*Listing*:
== == ==
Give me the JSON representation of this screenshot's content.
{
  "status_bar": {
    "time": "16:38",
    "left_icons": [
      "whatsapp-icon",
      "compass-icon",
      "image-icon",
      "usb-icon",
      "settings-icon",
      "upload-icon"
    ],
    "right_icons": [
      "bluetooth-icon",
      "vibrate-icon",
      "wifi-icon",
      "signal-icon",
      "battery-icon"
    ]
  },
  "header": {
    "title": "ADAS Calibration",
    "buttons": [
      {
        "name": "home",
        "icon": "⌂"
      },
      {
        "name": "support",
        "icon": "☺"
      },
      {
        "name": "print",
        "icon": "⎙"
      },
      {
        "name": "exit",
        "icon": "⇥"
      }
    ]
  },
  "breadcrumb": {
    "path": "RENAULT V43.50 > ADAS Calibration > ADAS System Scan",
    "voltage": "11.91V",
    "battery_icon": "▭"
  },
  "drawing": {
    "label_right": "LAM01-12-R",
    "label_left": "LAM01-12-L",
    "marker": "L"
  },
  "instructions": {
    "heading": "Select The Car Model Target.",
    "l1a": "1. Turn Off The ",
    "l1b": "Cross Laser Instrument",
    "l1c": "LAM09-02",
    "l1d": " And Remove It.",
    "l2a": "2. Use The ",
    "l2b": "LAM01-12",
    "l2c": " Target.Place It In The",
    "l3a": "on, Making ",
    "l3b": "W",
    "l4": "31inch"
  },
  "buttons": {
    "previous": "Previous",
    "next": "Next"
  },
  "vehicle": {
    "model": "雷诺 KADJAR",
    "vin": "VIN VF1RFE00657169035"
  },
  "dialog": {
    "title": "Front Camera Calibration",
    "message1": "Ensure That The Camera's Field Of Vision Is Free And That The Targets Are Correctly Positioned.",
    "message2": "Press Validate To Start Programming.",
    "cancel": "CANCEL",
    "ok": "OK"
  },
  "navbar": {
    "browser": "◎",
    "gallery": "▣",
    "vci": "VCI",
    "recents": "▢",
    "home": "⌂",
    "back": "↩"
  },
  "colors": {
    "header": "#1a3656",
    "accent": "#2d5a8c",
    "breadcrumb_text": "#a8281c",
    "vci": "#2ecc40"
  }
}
== == ==
*What to do*:
Print every entry exactly as written.

*Answer for the task*:
Give me the JSON representation of this screenshot's content.
{
  "status_bar": {
    "time": "16:38",
    "left_icons": [
      "whatsapp-icon",
      "compass-icon",
      "image-icon",
      "usb-icon",
      "settings-icon",
      "upload-icon"
    ],
    "right_icons": [
      "bluetooth-icon",
      "vibrate-icon",
      "wifi-icon",
      "signal-icon",
      "battery-icon"
    ]
  },
  "header": {
    "title": "ADAS Calibration",
    "buttons": [
      {
        "name": "home",
        "icon": "⌂"
      },
      {
        "name": "support",
        "icon": "☺"
      },
      {
        "name": "print",
        "icon": "⎙"
      },
      {
        "name": "exit",
        "icon": "⇥"
      }
    ]
  },
  "breadcrumb": {
    "path": "RENAULT V43.50 > ADAS Calibration > ADAS System Scan",
    "voltage": "11.91V",
    "battery_icon": "▭"
  },
  "drawing": {
    "label_right": "LAM01-12-R",
    "label_left": "LAM01-12-L",
    "marker": "L"
  },
  "instructions": {
    "heading": "Select The Car Model Target.",
    "l1a": "1. Turn Off The ",
    "l1b": "Cross Laser Instrument",
    "l1c": "LAM09-02",
    "l1d": " And Remove It.",
    "l2a": "2. Use The ",
    "l2b": "LAM01-12",
    "l2c": " Target.Place It In The",
    "l3a": "on, Making ",
    "l3b": "W",
    "l4": "31inch"
  },
  "buttons": {
    "previous": "Previous",
    "next": "Next"
  },
  "vehicle": {
    "model": "雷诺 KADJAR",
    "vin": "VIN VF1RFE00657169035"
  },
  "dialog": {
    "title": "Front Camera Calibration",
    "message1": "Ensure That The Camera's Field Of Vision Is Free And That The Targets Are Correctly Positioned.",
    "message2": "Press Validate To Start Programming.",
    "cancel": "CANCEL",
    "ok": "OK"
  },
  "navbar": {
    "browser": "◎",
    "gallery": "▣",
    "vci": "VCI",
    "recents": "▢",
    "home": "⌂",
    "back": "↩"
  },
  "colors": {
    "header": "#1a3656",
    "accent": "#2d5a8c",
    "breadcrumb_text": "#a8281c",
    "vci": "#2ecc40"
  }
}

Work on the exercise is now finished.